• Work to be completed: Find every line with the word "Pleat" and report how many there are, without any other text.

Stored data entries:
★ ★ ★ ★ ★
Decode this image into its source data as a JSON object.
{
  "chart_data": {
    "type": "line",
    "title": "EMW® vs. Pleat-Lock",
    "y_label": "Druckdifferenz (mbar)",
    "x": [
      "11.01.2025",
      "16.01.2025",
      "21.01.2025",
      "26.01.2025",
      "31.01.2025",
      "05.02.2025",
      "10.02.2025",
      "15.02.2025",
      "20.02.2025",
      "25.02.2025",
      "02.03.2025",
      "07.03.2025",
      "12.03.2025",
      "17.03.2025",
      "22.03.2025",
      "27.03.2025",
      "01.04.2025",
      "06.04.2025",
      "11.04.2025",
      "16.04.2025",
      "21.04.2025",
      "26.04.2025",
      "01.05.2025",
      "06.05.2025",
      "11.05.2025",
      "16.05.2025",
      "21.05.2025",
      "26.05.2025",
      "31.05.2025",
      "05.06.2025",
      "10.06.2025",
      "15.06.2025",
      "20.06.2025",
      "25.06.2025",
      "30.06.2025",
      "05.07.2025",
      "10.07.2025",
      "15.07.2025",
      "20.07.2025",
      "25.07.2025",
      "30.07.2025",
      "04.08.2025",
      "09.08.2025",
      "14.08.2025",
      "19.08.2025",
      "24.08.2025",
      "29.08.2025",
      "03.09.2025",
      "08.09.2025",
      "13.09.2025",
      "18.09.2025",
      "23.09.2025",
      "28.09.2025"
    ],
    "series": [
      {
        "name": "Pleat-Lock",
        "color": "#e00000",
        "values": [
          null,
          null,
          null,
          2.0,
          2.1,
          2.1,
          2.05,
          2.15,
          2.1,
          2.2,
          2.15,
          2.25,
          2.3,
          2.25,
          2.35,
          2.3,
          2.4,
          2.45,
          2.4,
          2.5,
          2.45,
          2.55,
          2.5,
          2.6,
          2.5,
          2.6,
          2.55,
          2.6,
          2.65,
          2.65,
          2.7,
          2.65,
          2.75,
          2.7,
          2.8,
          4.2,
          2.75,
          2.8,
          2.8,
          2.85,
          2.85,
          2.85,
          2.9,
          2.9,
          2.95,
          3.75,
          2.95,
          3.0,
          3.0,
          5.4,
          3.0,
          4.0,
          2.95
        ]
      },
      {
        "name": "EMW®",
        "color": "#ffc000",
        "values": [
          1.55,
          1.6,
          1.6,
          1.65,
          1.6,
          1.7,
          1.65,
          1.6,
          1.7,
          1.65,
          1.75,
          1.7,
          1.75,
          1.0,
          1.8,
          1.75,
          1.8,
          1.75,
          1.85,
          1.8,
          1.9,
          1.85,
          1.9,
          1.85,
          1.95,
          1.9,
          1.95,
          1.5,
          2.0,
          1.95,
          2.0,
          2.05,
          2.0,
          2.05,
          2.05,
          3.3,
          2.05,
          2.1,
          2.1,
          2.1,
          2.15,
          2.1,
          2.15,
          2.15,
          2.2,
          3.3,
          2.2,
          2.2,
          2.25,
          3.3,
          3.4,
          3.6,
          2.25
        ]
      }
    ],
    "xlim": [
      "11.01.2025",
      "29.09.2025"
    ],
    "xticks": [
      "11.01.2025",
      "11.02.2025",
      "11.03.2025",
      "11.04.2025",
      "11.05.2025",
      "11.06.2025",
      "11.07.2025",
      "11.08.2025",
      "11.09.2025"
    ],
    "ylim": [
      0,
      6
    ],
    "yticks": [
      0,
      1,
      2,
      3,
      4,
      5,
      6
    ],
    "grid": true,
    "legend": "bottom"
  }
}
★ ★ ★ ★ ★
• Finished task: 2